- **PROBLEM SET**:
(A) In the grief forum posts, what kind of club does the writer signed jules belong to?
(B) Repeat the grief forum posts between "I too am looking" and "feeling very alone.", inclusive.

*** ARTICLE

I don't know whether it would have been easier to not know that she had almost no hope for a long survival, or not, but I can say, we are all in this together. Someday we will see our Loved one's again, in a better place, and a better time.

Time sometimes is not the great healer it is said to be, but I am at the point, where I realize, God brought Daisy to me, for this I have to be thankful for. You will have peace, and hopefully, happiness, at a certain point. Please know there are those of us, that DO have a heart, and care. God Bless You, and your family.. Bruce :)

Jan 20, 2011
we know we are getting better when....
by: jules

I too am looking for a new "normal" 14 months down the track -just when I think I am getting there, something happens to push me back down again - I find that I am crying in the mornings, waking up in the early hours, feeling very alone.

And I have come to the realisation now that I know for certain John isn't coming back, and I think I have come to terms with that - but I am just so lonely, so alone. I don't know what to do about this.

I keep myself busy, I meet a lot of people, have coffee etc., I have my daughter and my grandsons, my lawn bowls club, and the lovely people there, but it is not enough - I don't have that person to just talk with, to comment about on things on the TV, to know how I like my tea, discuss what to eat, make plans with, have a cuddle with, and yes to make love with. It is the intimacy I miss more than anything I think, and this site is one of the only times I can say these things, so thank you for listening.

******
*** DATA

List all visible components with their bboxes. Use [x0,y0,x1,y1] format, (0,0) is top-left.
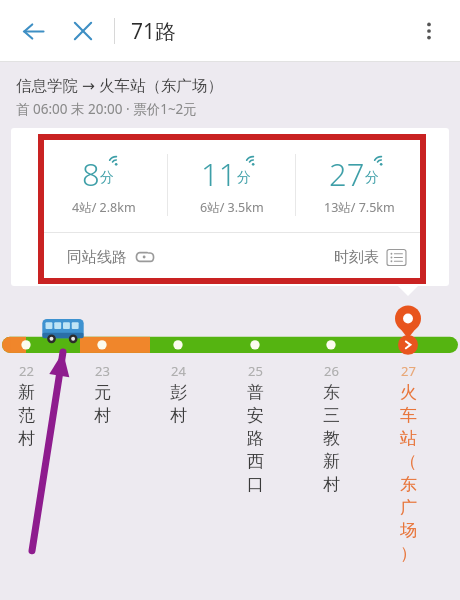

******

- **TASK-BY-TASK ANSWERS**:
(A) A lawn bowls club.

(B)
I too am looking for a new "normal" 14 months down the track -just when I think I am getting there, something happens to push me back down again - I find that I am crying in the mornings, waking up in the early hours, feeling very alone.